--- Begin Recorded information ---

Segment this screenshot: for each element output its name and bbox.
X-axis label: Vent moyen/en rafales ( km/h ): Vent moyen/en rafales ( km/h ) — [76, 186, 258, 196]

--- End Recorded information ---
--- Begin Recorded information ---

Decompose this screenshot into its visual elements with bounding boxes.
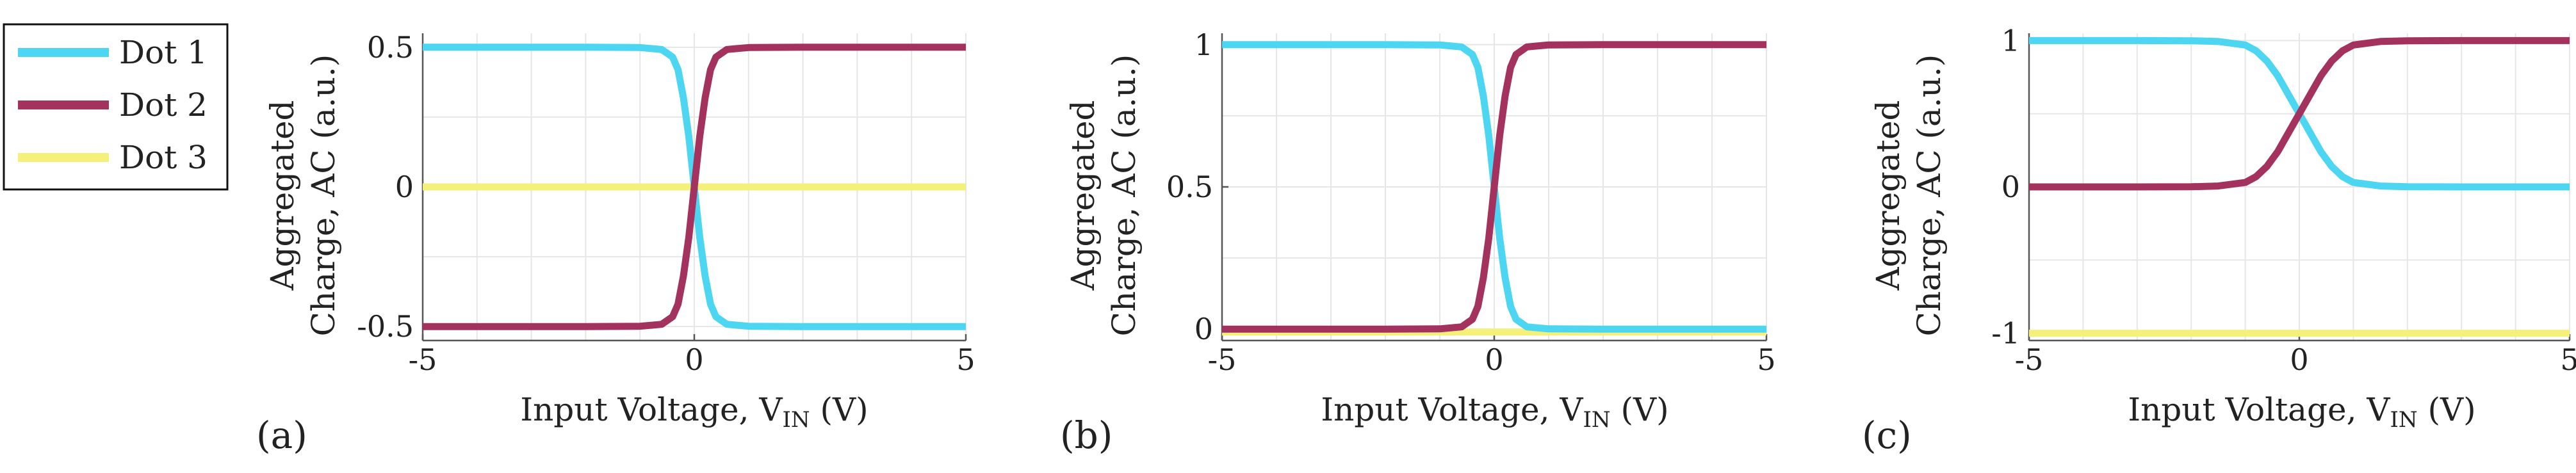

--- End Recorded information ---
--- Begin Recorded information ---

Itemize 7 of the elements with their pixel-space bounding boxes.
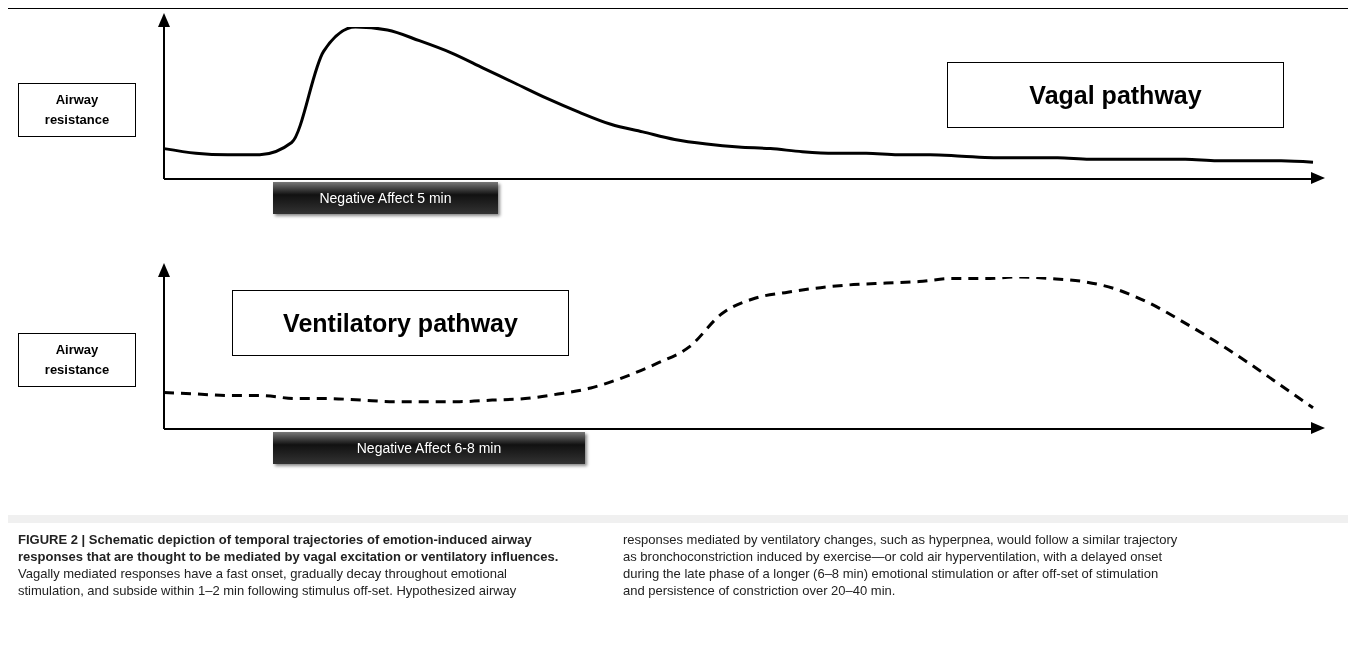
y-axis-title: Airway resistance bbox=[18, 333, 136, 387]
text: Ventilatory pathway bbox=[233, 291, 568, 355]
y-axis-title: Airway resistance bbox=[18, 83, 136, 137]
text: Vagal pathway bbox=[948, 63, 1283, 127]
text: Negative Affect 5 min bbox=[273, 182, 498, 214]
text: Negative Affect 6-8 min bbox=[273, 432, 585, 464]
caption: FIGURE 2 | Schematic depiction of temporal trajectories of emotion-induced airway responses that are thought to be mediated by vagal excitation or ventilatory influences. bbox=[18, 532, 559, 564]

--- End Recorded information ---

What the task requires: Express the material from the line containing "Segment this screenshot: for" through the line containing "X-axis label: Vent" as a Markdown table with the columns No. and Line, omitting any blank lines.

Problem solution:
| No. | Line |
|---|---|
| 1 | Segment this screenshot: for each element output its name and bbox. |
| 2 | X-axis label: Vent moyen/en rafales ( km/h ): Vent moyen/en rafales ( km/h ) — [76, 186, 258, 196] |